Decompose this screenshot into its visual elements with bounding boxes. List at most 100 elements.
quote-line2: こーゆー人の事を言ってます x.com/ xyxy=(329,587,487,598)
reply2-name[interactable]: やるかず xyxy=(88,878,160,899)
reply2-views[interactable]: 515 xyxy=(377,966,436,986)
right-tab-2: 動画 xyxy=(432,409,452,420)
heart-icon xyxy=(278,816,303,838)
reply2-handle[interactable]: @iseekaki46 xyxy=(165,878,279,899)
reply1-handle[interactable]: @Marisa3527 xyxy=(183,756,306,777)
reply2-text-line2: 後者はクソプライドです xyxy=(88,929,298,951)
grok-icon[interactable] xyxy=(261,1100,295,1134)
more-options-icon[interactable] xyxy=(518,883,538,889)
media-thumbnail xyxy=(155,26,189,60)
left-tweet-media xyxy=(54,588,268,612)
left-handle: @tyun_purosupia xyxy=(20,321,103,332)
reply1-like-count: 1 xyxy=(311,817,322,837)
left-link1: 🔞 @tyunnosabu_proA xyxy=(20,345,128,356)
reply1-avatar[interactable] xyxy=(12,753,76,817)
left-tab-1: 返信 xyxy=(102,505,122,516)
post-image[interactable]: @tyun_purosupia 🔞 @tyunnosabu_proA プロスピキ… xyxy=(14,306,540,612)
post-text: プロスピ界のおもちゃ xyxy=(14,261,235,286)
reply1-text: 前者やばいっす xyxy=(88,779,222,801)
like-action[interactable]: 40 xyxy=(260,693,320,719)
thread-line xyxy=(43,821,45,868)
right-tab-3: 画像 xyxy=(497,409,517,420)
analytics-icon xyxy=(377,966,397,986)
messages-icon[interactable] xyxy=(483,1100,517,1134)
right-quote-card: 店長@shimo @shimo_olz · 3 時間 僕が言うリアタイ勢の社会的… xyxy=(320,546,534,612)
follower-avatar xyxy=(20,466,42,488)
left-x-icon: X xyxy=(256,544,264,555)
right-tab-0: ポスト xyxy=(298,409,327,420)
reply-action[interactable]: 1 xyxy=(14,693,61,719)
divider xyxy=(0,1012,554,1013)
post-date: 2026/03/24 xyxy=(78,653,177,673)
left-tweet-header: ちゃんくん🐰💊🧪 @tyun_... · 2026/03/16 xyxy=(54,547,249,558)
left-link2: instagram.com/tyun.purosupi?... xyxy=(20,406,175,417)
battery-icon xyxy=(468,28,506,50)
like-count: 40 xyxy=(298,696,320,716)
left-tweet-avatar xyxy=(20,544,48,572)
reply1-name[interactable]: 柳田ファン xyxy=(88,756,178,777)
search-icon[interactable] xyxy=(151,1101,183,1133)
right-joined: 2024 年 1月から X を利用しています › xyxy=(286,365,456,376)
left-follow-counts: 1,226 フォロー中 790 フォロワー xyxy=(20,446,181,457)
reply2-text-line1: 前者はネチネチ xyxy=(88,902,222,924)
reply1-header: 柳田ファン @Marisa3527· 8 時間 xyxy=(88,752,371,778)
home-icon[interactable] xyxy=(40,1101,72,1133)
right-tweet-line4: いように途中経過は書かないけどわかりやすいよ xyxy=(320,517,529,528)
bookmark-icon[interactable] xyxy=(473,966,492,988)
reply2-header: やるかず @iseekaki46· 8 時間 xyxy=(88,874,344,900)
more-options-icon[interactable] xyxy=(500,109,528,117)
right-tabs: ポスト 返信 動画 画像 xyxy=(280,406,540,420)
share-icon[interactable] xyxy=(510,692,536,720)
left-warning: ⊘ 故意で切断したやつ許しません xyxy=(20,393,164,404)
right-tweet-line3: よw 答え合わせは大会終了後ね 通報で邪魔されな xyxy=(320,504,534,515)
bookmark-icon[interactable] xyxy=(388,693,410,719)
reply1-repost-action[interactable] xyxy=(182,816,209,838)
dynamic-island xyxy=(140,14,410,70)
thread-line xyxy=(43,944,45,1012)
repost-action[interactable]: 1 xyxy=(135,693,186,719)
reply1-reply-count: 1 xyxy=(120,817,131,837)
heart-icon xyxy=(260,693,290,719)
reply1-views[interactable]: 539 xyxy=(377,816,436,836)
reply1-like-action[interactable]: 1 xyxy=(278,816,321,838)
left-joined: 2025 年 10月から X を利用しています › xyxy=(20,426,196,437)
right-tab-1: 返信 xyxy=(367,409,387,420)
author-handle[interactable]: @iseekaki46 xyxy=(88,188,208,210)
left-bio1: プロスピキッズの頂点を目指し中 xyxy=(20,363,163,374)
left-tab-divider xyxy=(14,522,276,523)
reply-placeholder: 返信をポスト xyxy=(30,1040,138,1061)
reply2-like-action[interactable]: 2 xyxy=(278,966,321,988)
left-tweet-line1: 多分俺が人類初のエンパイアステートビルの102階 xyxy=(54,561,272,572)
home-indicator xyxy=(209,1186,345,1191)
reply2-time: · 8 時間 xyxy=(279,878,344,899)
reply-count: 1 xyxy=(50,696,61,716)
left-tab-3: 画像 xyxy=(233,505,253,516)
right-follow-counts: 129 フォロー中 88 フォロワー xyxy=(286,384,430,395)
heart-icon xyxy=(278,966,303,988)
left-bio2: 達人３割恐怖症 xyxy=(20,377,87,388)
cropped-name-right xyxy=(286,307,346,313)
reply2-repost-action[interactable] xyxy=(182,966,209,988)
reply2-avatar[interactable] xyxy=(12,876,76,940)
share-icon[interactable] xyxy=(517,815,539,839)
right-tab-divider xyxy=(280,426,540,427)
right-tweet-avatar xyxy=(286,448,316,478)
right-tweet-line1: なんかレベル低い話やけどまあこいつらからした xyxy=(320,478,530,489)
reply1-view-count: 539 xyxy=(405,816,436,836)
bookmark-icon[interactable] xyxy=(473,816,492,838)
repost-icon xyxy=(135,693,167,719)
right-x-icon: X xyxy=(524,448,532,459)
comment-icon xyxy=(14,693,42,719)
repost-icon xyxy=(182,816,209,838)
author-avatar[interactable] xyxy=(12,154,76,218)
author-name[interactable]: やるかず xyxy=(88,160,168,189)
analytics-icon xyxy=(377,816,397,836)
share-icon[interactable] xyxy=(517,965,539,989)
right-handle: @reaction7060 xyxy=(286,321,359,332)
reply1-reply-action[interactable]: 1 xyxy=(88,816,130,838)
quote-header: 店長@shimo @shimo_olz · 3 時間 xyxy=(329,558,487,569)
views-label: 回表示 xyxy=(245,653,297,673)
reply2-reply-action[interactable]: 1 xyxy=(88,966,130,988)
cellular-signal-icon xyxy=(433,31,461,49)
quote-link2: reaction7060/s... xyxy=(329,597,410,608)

************

:: What is asked ::
Convert every line of the entries above into a JSON list of strings, one string per line, omitting blank lines.

:: Finished task ::
[
  "Decompose this screenshot into its visual elements with bounding boxes. List at most 100 elements.",
  "quote-line2: こーゆー人の事を言ってます x.com/ xyxy=(329,587,487,598)",
  "reply2-name[interactable]: やるかず xyxy=(88,878,160,899)",
  "reply2-views[interactable]: 515 xyxy=(377,966,436,986)",
  "right-tab-2: 動画 xyxy=(432,409,452,420)",
  "heart-icon xyxy=(278,816,303,838)",
  "reply2-handle[interactable]: @iseekaki46 xyxy=(165,878,279,899)",
  "reply1-handle[interactable]: @Marisa3527 xyxy=(183,756,306,777)",
  "reply2-text-line2: 後者はクソプライドです xyxy=(88,929,298,951)",
  "grok-icon[interactable] xyxy=(261,1100,295,1134)",
  "more-options-icon[interactable] xyxy=(518,883,538,889)",
  "media-thumbnail xyxy=(155,26,189,60)",
  "left-tweet-media xyxy=(54,588,268,612)",
  "left-handle: @tyun_purosupia xyxy=(20,321,103,332)",
  "reply1-like-count: 1 xyxy=(311,817,322,837)",
  "left-link1: 🔞 @tyunnosabu_proA xyxy=(20,345,128,356)",
  "reply1-avatar[interactable] xyxy=(12,753,76,817)",
  "left-tab-1: 返信 xyxy=(102,505,122,516)",
  "post-image[interactable]: @tyun_purosupia 🔞 @tyunnosabu_proA プロスピキ… xyxy=(14,306,540,612)",
  "post-text: プロスピ界のおもちゃ xyxy=(14,261,235,286)",
  "reply1-text: 前者やばいっす xyxy=(88,779,222,801)",
  "like-action[interactable]: 40 xyxy=(260,693,320,719)",
  "thread-line xyxy=(43,821,45,868)",
  "right-tab-3: 画像 xyxy=(497,409,517,420)",
  "analytics-icon xyxy=(377,966,397,986)",
  "messages-icon[interactable] xyxy=(483,1100,517,1134)",
  "right-quote-card: 店長@shimo @shimo_olz · 3 時間 僕が言うリアタイ勢の社会的… xyxy=(320,546,534,612)",
  "follower-avatar xyxy=(20,466,42,488)",
  "left-x-icon: X xyxy=(256,544,264,555)",
  "right-tab-0: ポスト xyxy=(298,409,327,420)",
  "reply-action[interactable]: 1 xyxy=(14,693,61,719)",
  "divider xyxy=(0,1012,554,1013)",
  "post-date: 2026/03/24 xyxy=(78,653,177,673)",
  "left-tweet-header: ちゃんくん🐰💊🧪 @tyun_... · 2026/03/16 xyxy=(54,547,249,558)",
  "left-link2: instagram.com/tyun.purosupi?... xyxy=(20,406,175,417)",
  "battery-icon xyxy=(468,28,506,50)",
  "like-count: 40 xyxy=(298,696,320,716)",
  "left-tweet-avatar xyxy=(20,544,48,572)",
  "reply1-name[interactable]: 柳田ファン xyxy=(88,756,178,777)",
  "search-icon[interactable] xyxy=(151,1101,183,1133)",
  "right-joined: 2024 年 1月から X を利用しています › xyxy=(286,365,456,376)",
  "left-follow-counts: 1,226 フォロー中 790 フォロワー xyxy=(20,446,181,457)",
  "reply2-text-line1: 前者はネチネチ xyxy=(88,902,222,924)",
  "reply1-header: 柳田ファン @Marisa3527· 8 時間 xyxy=(88,752,371,778)",
  "home-icon[interactable] xyxy=(40,1101,72,1133)",
  "right-tweet-line4: いように途中経過は書かないけどわかりやすいよ xyxy=(320,517,529,528)",
  "bookmark-icon[interactable] xyxy=(473,966,492,988)",
  "reply2-header: やるかず @iseekaki46· 8 時間 xyxy=(88,874,344,900)",
  "more-options-icon[interactable] xyxy=(500,109,528,117)",
  "right-tabs: ポスト 返信 動画 画像 xyxy=(280,406,540,420)",
  "share-icon[interactable] xyxy=(510,692,536,720)",
  "left-warning: ⊘ 故意で切断したやつ許しません xyxy=(20,393,164,404)",
  "right-tweet-line3: よw 答え合わせは大会終了後ね 通報で邪魔されな xyxy=(320,504,534,515)",
  "bookmark-icon[interactable] xyxy=(388,693,410,719)",
  "reply1-repost-action[interactable] xyxy=(182,816,209,838)",
  "dynamic-island xyxy=(140,14,410,70)",
  "thread-line xyxy=(43,944,45,1012)",
  "repost-action[interactable]: 1 xyxy=(135,693,186,719)",
  "reply1-reply-count: 1 xyxy=(120,817,131,837)",
  "heart-icon xyxy=(260,693,290,719)",
  "reply1-views[interactable]: 539 xyxy=(377,816,436,836)",
  "reply1-like-action[interactable]: 1 xyxy=(278,816,321,838)",
  "left-joined: 2025 年 10月から X を利用しています › xyxy=(20,426,196,437)",
  "right-tab-1: 返信 xyxy=(367,409,387,420)",
  "author-handle[interactable]: @iseekaki46 xyxy=(88,188,208,210)",
  "left-bio1: プロスピキッズの頂点を目指し中 xyxy=(20,363,163,374)",
  "left-tab-divider xyxy=(14,522,276,523)",
  "reply-placeholder: 返信をポスト xyxy=(30,1040,138,1061)",
  "reply2-like-action[interactable]: 2 xyxy=(278,966,321,988)",
  "left-tweet-line1: 多分俺が人類初のエンパイアステートビルの102階 xyxy=(54,561,272,572)",
  "home-indicator xyxy=(209,1186,345,1191)",
  "reply2-time: · 8 時間 xyxy=(279,878,344,899)",
  "reply-count: 1 xyxy=(50,696,61,716)",
  "left-tab-3: 画像 xyxy=(233,505,253,516)",
  "right-follow-counts: 129 フォロー中 88 フォロワー xyxy=(286,384,430,395)",
  "heart-icon xyxy=(278,966,303,988)",
  "left-bio2: 達人３割恐怖症 xyxy=(20,377,87,388)",
  "cropped-name-right xyxy=(286,307,346,313)",
  "reply2-repost-action[interactable] xyxy=(182,966,209,988)",
  "reply2-avatar[interactable] xyxy=(12,876,76,940)",
  "share-icon[interactable] xyxy=(517,815,539,839)",
  "right-tab-divider xyxy=(280,426,540,427)",
  "right-tweet-avatar xyxy=(286,448,316,478)",
  "right-tweet-line1: なんかレベル低い話やけどまあこいつらからした xyxy=(320,478,530,489)",
  "reply1-view-count: 539 xyxy=(405,816,436,836)",
  "bookmark-icon[interactable] xyxy=(473,816,492,838)",
  "repost-icon xyxy=(135,693,167,719)",
  "right-x-icon: X xyxy=(524,448,532,459)",
  "comment-icon xyxy=(14,693,42,719)",
  "repost-icon xyxy=(182,816,209,838)",
  "author-avatar[interactable] xyxy=(12,154,76,218)",
  "author-name[interactable]: やるかず xyxy=(88,160,168,189)",
  "analytics-icon xyxy=(377,816,397,836)",
  "share-icon[interactable] xyxy=(517,965,539,989)",
  "right-handle: @reaction7060 xyxy=(286,321,359,332)",
  "reply1-reply-action[interactable]: 1 xyxy=(88,816,130,838)",
  "quote-header: 店長@shimo @shimo_olz · 3 時間 xyxy=(329,558,487,569)",
  "views-label: 回表示 xyxy=(245,653,297,673)",
  "reply2-reply-action[interactable]: 1 xyxy=(88,966,130,988)",
  "cellular-signal-icon xyxy=(433,31,461,49)",
  "quote-link2: reaction7060/s... xyxy=(329,597,410,608)"
]